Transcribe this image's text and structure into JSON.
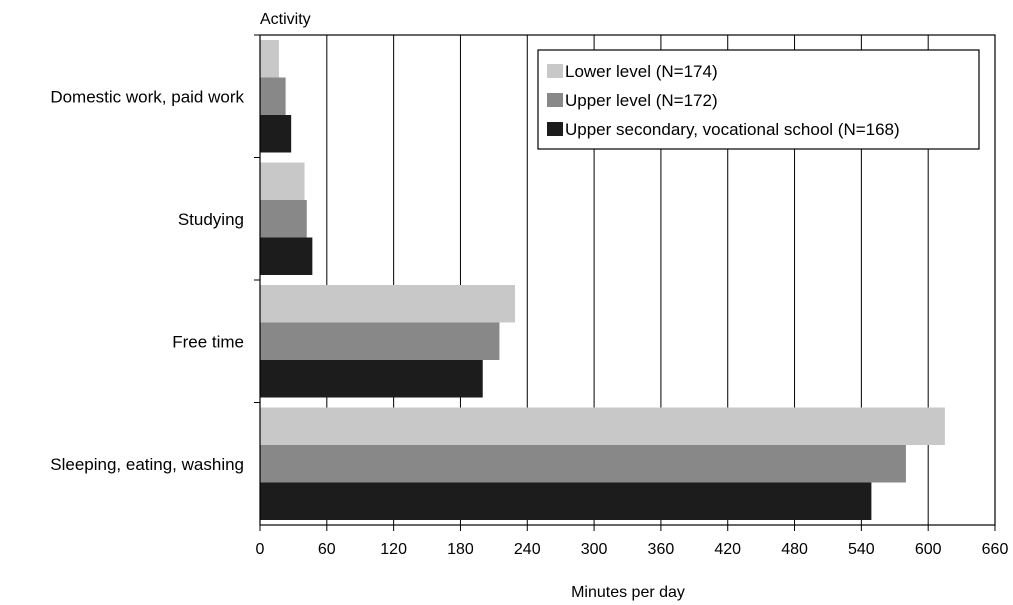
{
  "chart_data": {
    "type": "bar",
    "orientation": "horizontal",
    "title": "",
    "ylabel": "Activity",
    "xlabel": "Minutes per day",
    "xlim": [
      0,
      660
    ],
    "x_ticks": [
      "0",
      "60",
      "120",
      "180",
      "240",
      "300",
      "360",
      "420",
      "480",
      "540",
      "600",
      "660"
    ],
    "categories": [
      "Domestic work, paid work",
      "Studying",
      "Free time",
      "Sleeping, eating, washing"
    ],
    "series": [
      {
        "name": "Lower level (N=174)",
        "color": "#c8c8c8",
        "values": [
          17,
          40,
          229,
          615
        ]
      },
      {
        "name": "Upper level (N=172)",
        "color": "#888888",
        "values": [
          23,
          42,
          215,
          580
        ]
      },
      {
        "name": "Upper secondary, vocational school (N=168)",
        "color": "#1c1c1c",
        "values": [
          28,
          47,
          200,
          549
        ]
      }
    ],
    "grid": "vertical",
    "legend_position": "top-right"
  }
}
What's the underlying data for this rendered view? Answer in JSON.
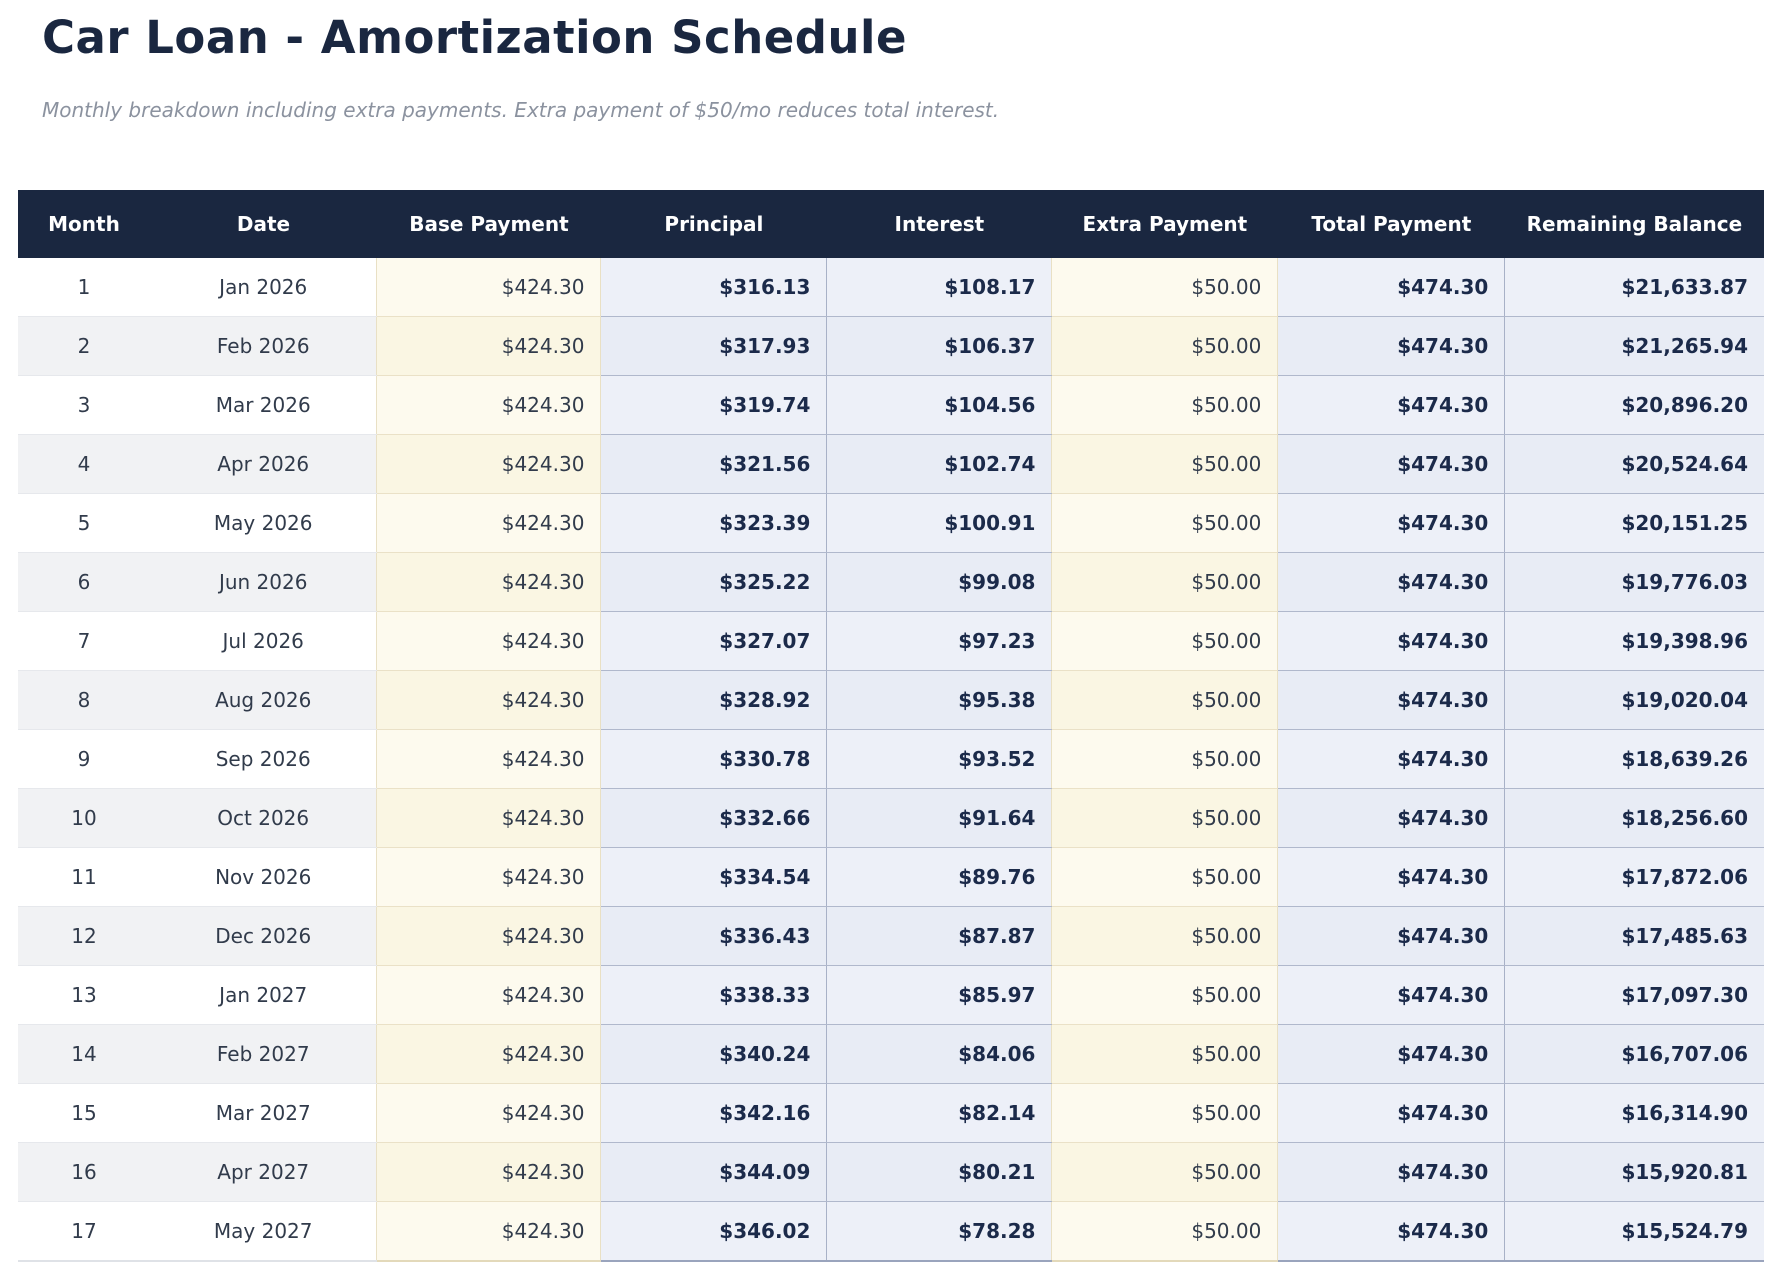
{
  "page": {
    "title": "Car Loan - Amortization Schedule",
    "subtitle": "Monthly breakdown including extra payments. Extra payment of $50/mo reduces total interest."
  },
  "colors": {
    "header_bg": "#1a2740",
    "title_text": "#1a2740",
    "subtitle_text": "#8b929f",
    "bold_value_text": "#1b2a4a",
    "cream_column_bg": "#fdfaee",
    "blue_column_bg": "#edf0f8",
    "even_row_stripe": "#f1f2f4",
    "blue_border": "#a8b1c7",
    "cream_border": "#e9e0c4"
  },
  "table": {
    "columns": [
      {
        "key": "month",
        "label": "Month",
        "type": "plain",
        "align": "center"
      },
      {
        "key": "date",
        "label": "Date",
        "type": "plain",
        "align": "center"
      },
      {
        "key": "base_payment",
        "label": "Base Payment",
        "type": "cream",
        "align": "right"
      },
      {
        "key": "principal",
        "label": "Principal",
        "type": "blue",
        "align": "right"
      },
      {
        "key": "interest",
        "label": "Interest",
        "type": "blue",
        "align": "right"
      },
      {
        "key": "extra_payment",
        "label": "Extra Payment",
        "type": "cream",
        "align": "right"
      },
      {
        "key": "total_payment",
        "label": "Total Payment",
        "type": "blue",
        "align": "right"
      },
      {
        "key": "remaining_balance",
        "label": "Remaining Balance",
        "type": "blue",
        "align": "right"
      }
    ],
    "rows": [
      {
        "month": "1",
        "date": "Jan 2026",
        "base_payment": "$424.30",
        "principal": "$316.13",
        "interest": "$108.17",
        "extra_payment": "$50.00",
        "total_payment": "$474.30",
        "remaining_balance": "$21,633.87"
      },
      {
        "month": "2",
        "date": "Feb 2026",
        "base_payment": "$424.30",
        "principal": "$317.93",
        "interest": "$106.37",
        "extra_payment": "$50.00",
        "total_payment": "$474.30",
        "remaining_balance": "$21,265.94"
      },
      {
        "month": "3",
        "date": "Mar 2026",
        "base_payment": "$424.30",
        "principal": "$319.74",
        "interest": "$104.56",
        "extra_payment": "$50.00",
        "total_payment": "$474.30",
        "remaining_balance": "$20,896.20"
      },
      {
        "month": "4",
        "date": "Apr 2026",
        "base_payment": "$424.30",
        "principal": "$321.56",
        "interest": "$102.74",
        "extra_payment": "$50.00",
        "total_payment": "$474.30",
        "remaining_balance": "$20,524.64"
      },
      {
        "month": "5",
        "date": "May 2026",
        "base_payment": "$424.30",
        "principal": "$323.39",
        "interest": "$100.91",
        "extra_payment": "$50.00",
        "total_payment": "$474.30",
        "remaining_balance": "$20,151.25"
      },
      {
        "month": "6",
        "date": "Jun 2026",
        "base_payment": "$424.30",
        "principal": "$325.22",
        "interest": "$99.08",
        "extra_payment": "$50.00",
        "total_payment": "$474.30",
        "remaining_balance": "$19,776.03"
      },
      {
        "month": "7",
        "date": "Jul 2026",
        "base_payment": "$424.30",
        "principal": "$327.07",
        "interest": "$97.23",
        "extra_payment": "$50.00",
        "total_payment": "$474.30",
        "remaining_balance": "$19,398.96"
      },
      {
        "month": "8",
        "date": "Aug 2026",
        "base_payment": "$424.30",
        "principal": "$328.92",
        "interest": "$95.38",
        "extra_payment": "$50.00",
        "total_payment": "$474.30",
        "remaining_balance": "$19,020.04"
      },
      {
        "month": "9",
        "date": "Sep 2026",
        "base_payment": "$424.30",
        "principal": "$330.78",
        "interest": "$93.52",
        "extra_payment": "$50.00",
        "total_payment": "$474.30",
        "remaining_balance": "$18,639.26"
      },
      {
        "month": "10",
        "date": "Oct 2026",
        "base_payment": "$424.30",
        "principal": "$332.66",
        "interest": "$91.64",
        "extra_payment": "$50.00",
        "total_payment": "$474.30",
        "remaining_balance": "$18,256.60"
      },
      {
        "month": "11",
        "date": "Nov 2026",
        "base_payment": "$424.30",
        "principal": "$334.54",
        "interest": "$89.76",
        "extra_payment": "$50.00",
        "total_payment": "$474.30",
        "remaining_balance": "$17,872.06"
      },
      {
        "month": "12",
        "date": "Dec 2026",
        "base_payment": "$424.30",
        "principal": "$336.43",
        "interest": "$87.87",
        "extra_payment": "$50.00",
        "total_payment": "$474.30",
        "remaining_balance": "$17,485.63"
      },
      {
        "month": "13",
        "date": "Jan 2027",
        "base_payment": "$424.30",
        "principal": "$338.33",
        "interest": "$85.97",
        "extra_payment": "$50.00",
        "total_payment": "$474.30",
        "remaining_balance": "$17,097.30"
      },
      {
        "month": "14",
        "date": "Feb 2027",
        "base_payment": "$424.30",
        "principal": "$340.24",
        "interest": "$84.06",
        "extra_payment": "$50.00",
        "total_payment": "$474.30",
        "remaining_balance": "$16,707.06"
      },
      {
        "month": "15",
        "date": "Mar 2027",
        "base_payment": "$424.30",
        "principal": "$342.16",
        "interest": "$82.14",
        "extra_payment": "$50.00",
        "total_payment": "$474.30",
        "remaining_balance": "$16,314.90"
      },
      {
        "month": "16",
        "date": "Apr 2027",
        "base_payment": "$424.30",
        "principal": "$344.09",
        "interest": "$80.21",
        "extra_payment": "$50.00",
        "total_payment": "$474.30",
        "remaining_balance": "$15,920.81"
      },
      {
        "month": "17",
        "date": "May 2027",
        "base_payment": "$424.30",
        "principal": "$346.02",
        "interest": "$78.28",
        "extra_payment": "$50.00",
        "total_payment": "$474.30",
        "remaining_balance": "$15,524.79"
      }
    ]
  }
}
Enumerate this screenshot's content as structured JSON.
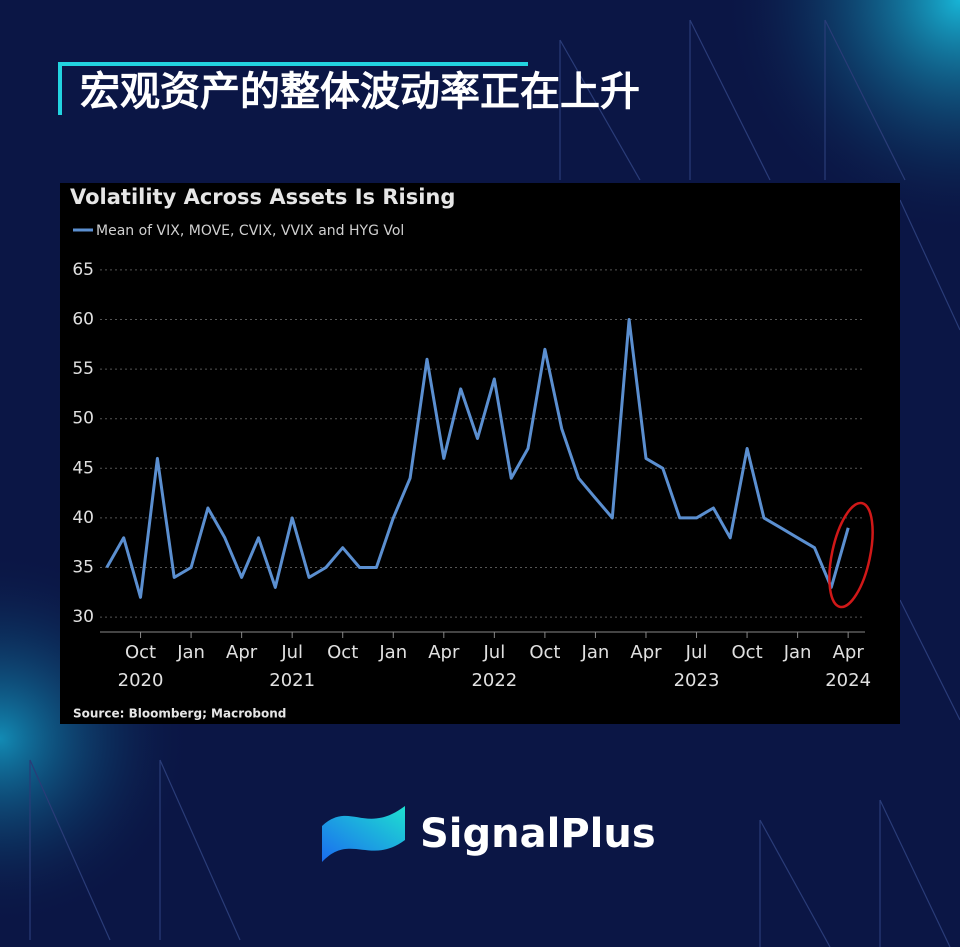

•••

• **Exercise directions**
Reproduce all of the entries word for word, skipping any pictures they hold.

• **Result below**
Transcribe this image's text and structure into JSON.
{
  "chart_data": {
    "type": "bar",
    "orientation": "horizontal",
    "title": "",
    "ylabel": "Activity",
    "xlabel": "Minutes per day",
    "xlim": [
      0,
      660
    ],
    "x_ticks": [
      "0",
      "60",
      "120",
      "180",
      "240",
      "300",
      "360",
      "420",
      "480",
      "540",
      "600",
      "660"
    ],
    "categories": [
      "Domestic work, paid work",
      "Studying",
      "Free time",
      "Sleeping, eating, washing"
    ],
    "series": [
      {
        "name": "Lower level (N=174)",
        "color": "#c8c8c8",
        "values": [
          17,
          40,
          229,
          615
        ]
      },
      {
        "name": "Upper level (N=172)",
        "color": "#888888",
        "values": [
          23,
          42,
          215,
          580
        ]
      },
      {
        "name": "Upper secondary, vocational school (N=168)",
        "color": "#1c1c1c",
        "values": [
          28,
          47,
          200,
          549
        ]
      }
    ],
    "grid": "vertical",
    "legend_position": "top-right"
  }
}
What's the underlying data for this rendered view? Answer in JSON.
{
  "page": {
    "title": "Car Loan - Amortization Schedule",
    "subtitle": "Monthly breakdown including extra payments. Extra payment of $50/mo reduces total interest."
  },
  "colors": {
    "header_bg": "#1a2740",
    "title_text": "#1a2740",
    "subtitle_text": "#8b929f",
    "bold_value_text": "#1b2a4a",
    "cream_column_bg": "#fdfaee",
    "blue_column_bg": "#edf0f8",
    "even_row_stripe": "#f1f2f4",
    "blue_border": "#a8b1c7",
    "cream_border": "#e9e0c4"
  },
  "table": {
    "columns": [
      {
        "key": "month",
        "label": "Month",
        "type": "plain",
        "align": "center"
      },
      {
        "key": "date",
        "label": "Date",
        "type": "plain",
        "align": "center"
      },
      {
        "key": "base_payment",
        "label": "Base Payment",
        "type": "cream",
        "align": "right"
      },
      {
        "key": "principal",
        "label": "Principal",
        "type": "blue",
        "align": "right"
      },
      {
        "key": "interest",
        "label": "Interest",
        "type": "blue",
        "align": "right"
      },
      {
        "key": "extra_payment",
        "label": "Extra Payment",
        "type": "cream",
        "align": "right"
      },
      {
        "key": "total_payment",
        "label": "Total Payment",
        "type": "blue",
        "align": "right"
      },
      {
        "key": "remaining_balance",
        "label": "Remaining Balance",
        "type": "blue",
        "align": "right"
      }
    ],
    "rows": [
      {
        "month": "1",
        "date": "Jan 2026",
        "base_payment": "$424.30",
        "principal": "$316.13",
        "interest": "$108.17",
        "extra_payment": "$50.00",
        "total_payment": "$474.30",
        "remaining_balance": "$21,633.87"
      },
      {
        "month": "2",
        "date": "Feb 2026",
        "base_payment": "$424.30",
        "principal": "$317.93",
        "interest": "$106.37",
        "extra_payment": "$50.00",
        "total_payment": "$474.30",
        "remaining_balance": "$21,265.94"
      },
      {
        "month": "3",
        "date": "Mar 2026",
        "base_payment": "$424.30",
        "principal": "$319.74",
        "interest": "$104.56",
        "extra_payment": "$50.00",
        "total_payment": "$474.30",
        "remaining_balance": "$20,896.20"
      },
      {
        "month": "4",
        "date": "Apr 2026",
        "base_payment": "$424.30",
        "principal": "$321.56",
        "interest": "$102.74",
        "extra_payment": "$50.00",
        "total_payment": "$474.30",
        "remaining_balance": "$20,524.64"
      },
      {
        "month": "5",
        "date": "May 2026",
        "base_payment": "$424.30",
        "principal": "$323.39",
        "interest": "$100.91",
        "extra_payment": "$50.00",
        "total_payment": "$474.30",
        "remaining_balance": "$20,151.25"
      },
      {
        "month": "6",
        "date": "Jun 2026",
        "base_payment": "$424.30",
        "principal": "$325.22",
        "interest": "$99.08",
        "extra_payment": "$50.00",
        "total_payment": "$474.30",
        "remaining_balance": "$19,776.03"
      },
      {
        "month": "7",
        "date": "Jul 2026",
        "base_payment": "$424.30",
        "principal": "$327.07",
        "interest": "$97.23",
        "extra_payment": "$50.00",
        "total_payment": "$474.30",
        "remaining_balance": "$19,398.96"
      },
      {
        "month": "8",
        "date": "Aug 2026",
        "base_payment": "$424.30",
        "principal": "$328.92",
        "interest": "$95.38",
        "extra_payment": "$50.00",
        "total_payment": "$474.30",
        "remaining_balance": "$19,020.04"
      },
      {
        "month": "9",
        "date": "Sep 2026",
        "base_payment": "$424.30",
        "principal": "$330.78",
        "interest": "$93.52",
        "extra_payment": "$50.00",
        "total_payment": "$474.30",
        "remaining_balance": "$18,639.26"
      },
      {
        "month": "10",
        "date": "Oct 2026",
        "base_payment": "$424.30",
        "principal": "$332.66",
        "interest": "$91.64",
        "extra_payment": "$50.00",
        "total_payment": "$474.30",
        "remaining_balance": "$18,256.60"
      },
      {
        "month": "11",
        "date": "Nov 2026",
        "base_payment": "$424.30",
        "principal": "$334.54",
        "interest": "$89.76",
        "extra_payment": "$50.00",
        "total_payment": "$474.30",
        "remaining_balance": "$17,872.06"
      },
      {
        "month": "12",
        "date": "Dec 2026",
        "base_payment": "$424.30",
        "principal": "$336.43",
        "interest": "$87.87",
        "extra_payment": "$50.00",
        "total_payment": "$474.30",
        "remaining_balance": "$17,485.63"
      },
      {
        "month": "13",
        "date": "Jan 2027",
        "base_payment": "$424.30",
        "principal": "$338.33",
        "interest": "$85.97",
        "extra_payment": "$50.00",
        "total_payment": "$474.30",
        "remaining_balance": "$17,097.30"
      },
      {
        "month": "14",
        "date": "Feb 2027",
        "base_payment": "$424.30",
        "principal": "$340.24",
        "interest": "$84.06",
        "extra_payment": "$50.00",
        "total_payment": "$474.30",
        "remaining_balance": "$16,707.06"
      },
      {
        "month": "15",
        "date": "Mar 2027",
        "base_payment": "$424.30",
        "principal": "$342.16",
        "interest": "$82.14",
        "extra_payment": "$50.00",
        "total_payment": "$474.30",
        "remaining_balance": "$16,314.90"
      },
      {
        "month": "16",
        "date": "Apr 2027",
        "base_payment": "$424.30",
        "principal": "$344.09",
        "interest": "$80.21",
        "extra_payment": "$50.00",
        "total_payment": "$474.30",
        "remaining_balance": "$15,920.81"
      },
      {
        "month": "17",
        "date": "May 2027",
        "base_payment": "$424.30",
        "principal": "$346.02",
        "interest": "$78.28",
        "extra_payment": "$50.00",
        "total_payment": "$474.30",
        "remaining_balance": "$15,524.79"
      }
    ]
  }
}
Enumerate this screenshot's content as structured JSON.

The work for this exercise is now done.